* [Instructions to follow]
The records below must be duplicated exactly, character for character.

Working data start

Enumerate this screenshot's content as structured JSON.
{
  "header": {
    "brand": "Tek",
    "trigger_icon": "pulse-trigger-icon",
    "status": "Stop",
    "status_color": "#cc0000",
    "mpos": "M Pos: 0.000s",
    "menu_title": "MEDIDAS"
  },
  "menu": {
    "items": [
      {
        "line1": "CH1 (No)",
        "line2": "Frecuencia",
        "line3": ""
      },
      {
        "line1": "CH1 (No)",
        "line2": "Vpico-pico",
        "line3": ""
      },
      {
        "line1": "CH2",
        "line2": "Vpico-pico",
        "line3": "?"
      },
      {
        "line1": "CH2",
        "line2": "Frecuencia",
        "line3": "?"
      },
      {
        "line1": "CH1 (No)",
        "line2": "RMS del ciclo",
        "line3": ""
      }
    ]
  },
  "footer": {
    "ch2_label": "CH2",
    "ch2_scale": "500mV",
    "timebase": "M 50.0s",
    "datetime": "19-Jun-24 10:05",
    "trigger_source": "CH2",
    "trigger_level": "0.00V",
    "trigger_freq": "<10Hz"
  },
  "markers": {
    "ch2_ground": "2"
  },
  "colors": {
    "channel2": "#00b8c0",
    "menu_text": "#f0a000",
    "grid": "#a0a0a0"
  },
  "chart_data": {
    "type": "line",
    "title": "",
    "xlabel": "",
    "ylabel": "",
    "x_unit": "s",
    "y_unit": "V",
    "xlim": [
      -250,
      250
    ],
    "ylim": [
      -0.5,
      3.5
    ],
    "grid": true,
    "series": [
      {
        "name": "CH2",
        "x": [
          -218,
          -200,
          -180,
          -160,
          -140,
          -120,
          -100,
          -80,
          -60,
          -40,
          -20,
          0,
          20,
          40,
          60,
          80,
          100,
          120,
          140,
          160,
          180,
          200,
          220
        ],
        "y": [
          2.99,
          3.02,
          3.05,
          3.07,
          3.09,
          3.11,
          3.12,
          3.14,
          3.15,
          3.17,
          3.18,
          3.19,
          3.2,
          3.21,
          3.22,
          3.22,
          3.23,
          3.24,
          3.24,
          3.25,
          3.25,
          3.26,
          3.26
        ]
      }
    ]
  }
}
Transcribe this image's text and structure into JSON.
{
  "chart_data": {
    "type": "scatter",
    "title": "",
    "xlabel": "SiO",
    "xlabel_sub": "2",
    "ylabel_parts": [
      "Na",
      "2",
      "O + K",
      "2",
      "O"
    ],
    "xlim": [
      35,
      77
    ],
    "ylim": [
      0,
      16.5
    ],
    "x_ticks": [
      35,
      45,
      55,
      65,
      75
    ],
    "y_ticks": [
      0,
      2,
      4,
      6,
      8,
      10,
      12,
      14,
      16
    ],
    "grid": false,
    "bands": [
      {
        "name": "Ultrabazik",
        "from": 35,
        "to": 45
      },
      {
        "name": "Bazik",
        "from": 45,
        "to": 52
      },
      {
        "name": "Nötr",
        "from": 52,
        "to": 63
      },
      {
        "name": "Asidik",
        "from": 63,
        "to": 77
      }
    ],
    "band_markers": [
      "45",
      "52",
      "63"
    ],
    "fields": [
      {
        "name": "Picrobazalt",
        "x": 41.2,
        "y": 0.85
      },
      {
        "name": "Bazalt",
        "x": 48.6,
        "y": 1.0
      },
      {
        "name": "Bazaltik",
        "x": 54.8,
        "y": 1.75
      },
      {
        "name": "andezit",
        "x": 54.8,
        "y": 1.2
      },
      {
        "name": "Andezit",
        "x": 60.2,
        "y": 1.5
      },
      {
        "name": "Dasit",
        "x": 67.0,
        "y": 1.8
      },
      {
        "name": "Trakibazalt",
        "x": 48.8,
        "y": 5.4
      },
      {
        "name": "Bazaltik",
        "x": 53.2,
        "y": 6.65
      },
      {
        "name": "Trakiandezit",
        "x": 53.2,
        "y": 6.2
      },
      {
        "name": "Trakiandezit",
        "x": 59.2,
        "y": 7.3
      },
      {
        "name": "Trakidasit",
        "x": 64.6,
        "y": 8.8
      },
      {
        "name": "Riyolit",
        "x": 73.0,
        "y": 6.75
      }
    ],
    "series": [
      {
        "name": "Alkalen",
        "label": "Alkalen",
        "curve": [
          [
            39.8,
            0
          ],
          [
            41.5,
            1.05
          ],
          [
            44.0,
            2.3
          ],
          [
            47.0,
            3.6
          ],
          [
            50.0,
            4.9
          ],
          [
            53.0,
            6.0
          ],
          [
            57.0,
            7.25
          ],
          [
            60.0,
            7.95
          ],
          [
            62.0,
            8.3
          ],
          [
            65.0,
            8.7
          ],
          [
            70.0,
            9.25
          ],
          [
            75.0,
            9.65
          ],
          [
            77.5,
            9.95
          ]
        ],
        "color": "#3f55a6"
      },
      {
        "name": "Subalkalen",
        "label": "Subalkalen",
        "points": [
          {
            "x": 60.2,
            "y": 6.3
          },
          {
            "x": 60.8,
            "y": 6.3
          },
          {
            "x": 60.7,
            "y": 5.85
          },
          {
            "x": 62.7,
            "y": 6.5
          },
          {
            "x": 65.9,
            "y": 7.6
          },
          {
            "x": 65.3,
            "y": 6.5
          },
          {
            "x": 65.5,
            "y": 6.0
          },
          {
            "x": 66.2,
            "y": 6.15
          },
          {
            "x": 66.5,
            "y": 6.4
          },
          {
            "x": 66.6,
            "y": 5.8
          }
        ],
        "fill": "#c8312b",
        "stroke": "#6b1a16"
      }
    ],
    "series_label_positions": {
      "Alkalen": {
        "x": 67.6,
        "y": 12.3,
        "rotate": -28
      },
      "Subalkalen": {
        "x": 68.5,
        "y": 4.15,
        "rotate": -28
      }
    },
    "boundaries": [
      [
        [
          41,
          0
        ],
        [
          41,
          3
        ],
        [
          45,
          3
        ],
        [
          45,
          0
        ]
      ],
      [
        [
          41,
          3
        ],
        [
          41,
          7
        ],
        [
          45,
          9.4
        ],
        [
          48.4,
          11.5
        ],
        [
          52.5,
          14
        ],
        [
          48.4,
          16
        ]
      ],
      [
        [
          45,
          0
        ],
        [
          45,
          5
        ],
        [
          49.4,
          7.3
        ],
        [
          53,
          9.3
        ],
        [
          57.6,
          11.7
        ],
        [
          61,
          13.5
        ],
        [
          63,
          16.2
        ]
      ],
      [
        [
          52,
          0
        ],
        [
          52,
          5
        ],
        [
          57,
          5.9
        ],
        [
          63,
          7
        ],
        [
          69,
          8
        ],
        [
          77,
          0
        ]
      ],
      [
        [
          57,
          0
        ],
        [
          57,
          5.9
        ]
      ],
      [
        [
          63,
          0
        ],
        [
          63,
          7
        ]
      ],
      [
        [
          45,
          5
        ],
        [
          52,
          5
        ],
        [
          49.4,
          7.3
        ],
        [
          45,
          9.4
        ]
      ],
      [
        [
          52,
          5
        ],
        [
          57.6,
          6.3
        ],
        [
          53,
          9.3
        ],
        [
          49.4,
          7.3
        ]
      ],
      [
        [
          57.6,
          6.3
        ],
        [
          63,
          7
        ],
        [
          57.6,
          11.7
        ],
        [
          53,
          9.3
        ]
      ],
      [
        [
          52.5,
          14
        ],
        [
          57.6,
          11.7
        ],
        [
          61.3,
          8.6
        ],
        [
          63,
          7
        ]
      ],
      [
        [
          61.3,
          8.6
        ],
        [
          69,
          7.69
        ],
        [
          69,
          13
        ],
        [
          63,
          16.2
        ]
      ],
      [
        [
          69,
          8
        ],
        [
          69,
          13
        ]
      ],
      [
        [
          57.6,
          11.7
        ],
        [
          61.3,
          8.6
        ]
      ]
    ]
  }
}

Working data end

* [Complete answer]
Enumerate this screenshot's content as structured JSON.
{
  "header": {
    "brand": "Tek",
    "trigger_icon": "pulse-trigger-icon",
    "status": "Stop",
    "status_color": "#cc0000",
    "mpos": "M Pos: 0.000s",
    "menu_title": "MEDIDAS"
  },
  "menu": {
    "items": [
      {
        "line1": "CH1 (No)",
        "line2": "Frecuencia",
        "line3": ""
      },
      {
        "line1": "CH1 (No)",
        "line2": "Vpico-pico",
        "line3": ""
      },
      {
        "line1": "CH2",
        "line2": "Vpico-pico",
        "line3": "?"
      },
      {
        "line1": "CH2",
        "line2": "Frecuencia",
        "line3": "?"
      },
      {
        "line1": "CH1 (No)",
        "line2": "RMS del ciclo",
        "line3": ""
      }
    ]
  },
  "footer": {
    "ch2_label": "CH2",
    "ch2_scale": "500mV",
    "timebase": "M 50.0s",
    "datetime": "19-Jun-24 10:05",
    "trigger_source": "CH2",
    "trigger_level": "0.00V",
    "trigger_freq": "<10Hz"
  },
  "markers": {
    "ch2_ground": "2"
  },
  "colors": {
    "channel2": "#00b8c0",
    "menu_text": "#f0a000",
    "grid": "#a0a0a0"
  },
  "chart_data": {
    "type": "line",
    "title": "",
    "xlabel": "",
    "ylabel": "",
    "x_unit": "s",
    "y_unit": "V",
    "xlim": [
      -250,
      250
    ],
    "ylim": [
      -0.5,
      3.5
    ],
    "grid": true,
    "series": [
      {
        "name": "CH2",
        "x": [
          -218,
          -200,
          -180,
          -160,
          -140,
          -120,
          -100,
          -80,
          -60,
          -40,
          -20,
          0,
          20,
          40,
          60,
          80,
          100,
          120,
          140,
          160,
          180,
          200,
          220
        ],
        "y": [
          2.99,
          3.02,
          3.05,
          3.07,
          3.09,
          3.11,
          3.12,
          3.14,
          3.15,
          3.17,
          3.18,
          3.19,
          3.2,
          3.21,
          3.22,
          3.22,
          3.23,
          3.24,
          3.24,
          3.25,
          3.25,
          3.26,
          3.26
        ]
      }
    ]
  }
}
Transcribe this image's text and structure into JSON.
{
  "chart_data": {
    "type": "scatter",
    "title": "",
    "xlabel": "SiO",
    "xlabel_sub": "2",
    "ylabel_parts": [
      "Na",
      "2",
      "O + K",
      "2",
      "O"
    ],
    "xlim": [
      35,
      77
    ],
    "ylim": [
      0,
      16.5
    ],
    "x_ticks": [
      35,
      45,
      55,
      65,
      75
    ],
    "y_ticks": [
      0,
      2,
      4,
      6,
      8,
      10,
      12,
      14,
      16
    ],
    "grid": false,
    "bands": [
      {
        "name": "Ultrabazik",
        "from": 35,
        "to": 45
      },
      {
        "name": "Bazik",
        "from": 45,
        "to": 52
      },
      {
        "name": "Nötr",
        "from": 52,
        "to": 63
      },
      {
        "name": "Asidik",
        "from": 63,
        "to": 77
      }
    ],
    "band_markers": [
      "45",
      "52",
      "63"
    ],
    "fields": [
      {
        "name": "Picrobazalt",
        "x": 41.2,
        "y": 0.85
      },
      {
        "name": "Bazalt",
        "x": 48.6,
        "y": 1.0
      },
      {
        "name": "Bazaltik",
        "x": 54.8,
        "y": 1.75
      },
      {
        "name": "andezit",
        "x": 54.8,
        "y": 1.2
      },
      {
        "name": "Andezit",
        "x": 60.2,
        "y": 1.5
      },
      {
        "name": "Dasit",
        "x": 67.0,
        "y": 1.8
      },
      {
        "name": "Trakibazalt",
        "x": 48.8,
        "y": 5.4
      },
      {
        "name": "Bazaltik",
        "x": 53.2,
        "y": 6.65
      },
      {
        "name": "Trakiandezit",
        "x": 53.2,
        "y": 6.2
      },
      {
        "name": "Trakiandezit",
        "x": 59.2,
        "y": 7.3
      },
      {
        "name": "Trakidasit",
        "x": 64.6,
        "y": 8.8
      },
      {
        "name": "Riyolit",
        "x": 73.0,
        "y": 6.75
      }
    ],
    "series": [
      {
        "name": "Alkalen",
        "label": "Alkalen",
        "curve": [
          [
            39.8,
            0
          ],
          [
            41.5,
            1.05
          ],
          [
            44.0,
            2.3
          ],
          [
            47.0,
            3.6
          ],
          [
            50.0,
            4.9
          ],
          [
            53.0,
            6.0
          ],
          [
            57.0,
            7.25
          ],
          [
            60.0,
            7.95
          ],
          [
            62.0,
            8.3
          ],
          [
            65.0,
            8.7
          ],
          [
            70.0,
            9.25
          ],
          [
            75.0,
            9.65
          ],
          [
            77.5,
            9.95
          ]
        ],
        "color": "#3f55a6"
      },
      {
        "name": "Subalkalen",
        "label": "Subalkalen",
        "points": [
          {
            "x": 60.2,
            "y": 6.3
          },
          {
            "x": 60.8,
            "y": 6.3
          },
          {
            "x": 60.7,
            "y": 5.85
          },
          {
            "x": 62.7,
            "y": 6.5
          },
          {
            "x": 65.9,
            "y": 7.6
          },
          {
            "x": 65.3,
            "y": 6.5
          },
          {
            "x": 65.5,
            "y": 6.0
          },
          {
            "x": 66.2,
            "y": 6.15
          },
          {
            "x": 66.5,
            "y": 6.4
          },
          {
            "x": 66.6,
            "y": 5.8
          }
        ],
        "fill": "#c8312b",
        "stroke": "#6b1a16"
      }
    ],
    "series_label_positions": {
      "Alkalen": {
        "x": 67.6,
        "y": 12.3,
        "rotate": -28
      },
      "Subalkalen": {
        "x": 68.5,
        "y": 4.15,
        "rotate": -28
      }
    },
    "boundaries": [
      [
        [
          41,
          0
        ],
        [
          41,
          3
        ],
        [
          45,
          3
        ],
        [
          45,
          0
        ]
      ],
      [
        [
          41,
          3
        ],
        [
          41,
          7
        ],
        [
          45,
          9.4
        ],
        [
          48.4,
          11.5
        ],
        [
          52.5,
          14
        ],
        [
          48.4,
          16
        ]
      ],
      [
        [
          45,
          0
        ],
        [
          45,
          5
        ],
        [
          49.4,
          7.3
        ],
        [
          53,
          9.3
        ],
        [
          57.6,
          11.7
        ],
        [
          61,
          13.5
        ],
        [
          63,
          16.2
        ]
      ],
      [
        [
          52,
          0
        ],
        [
          52,
          5
        ],
        [
          57,
          5.9
        ],
        [
          63,
          7
        ],
        [
          69,
          8
        ],
        [
          77,
          0
        ]
      ],
      [
        [
          57,
          0
        ],
        [
          57,
          5.9
        ]
      ],
      [
        [
          63,
          0
        ],
        [
          63,
          7
        ]
      ],
      [
        [
          45,
          5
        ],
        [
          52,
          5
        ],
        [
          49.4,
          7.3
        ],
        [
          45,
          9.4
        ]
      ],
      [
        [
          52,
          5
        ],
        [
          57.6,
          6.3
        ],
        [
          53,
          9.3
        ],
        [
          49.4,
          7.3
        ]
      ],
      [
        [
          57.6,
          6.3
        ],
        [
          63,
          7
        ],
        [
          57.6,
          11.7
        ],
        [
          53,
          9.3
        ]
      ],
      [
        [
          52.5,
          14
        ],
        [
          57.6,
          11.7
        ],
        [
          61.3,
          8.6
        ],
        [
          63,
          7
        ]
      ],
      [
        [
          61.3,
          8.6
        ],
        [
          69,
          7.69
        ],
        [
          69,
          13
        ],
        [
          63,
          16.2
        ]
      ],
      [
        [
          69,
          8
        ],
        [
          69,
          13
        ]
      ],
      [
        [
          57.6,
          11.7
        ],
        [
          61.3,
          8.6
        ]
      ]
    ]
  }
}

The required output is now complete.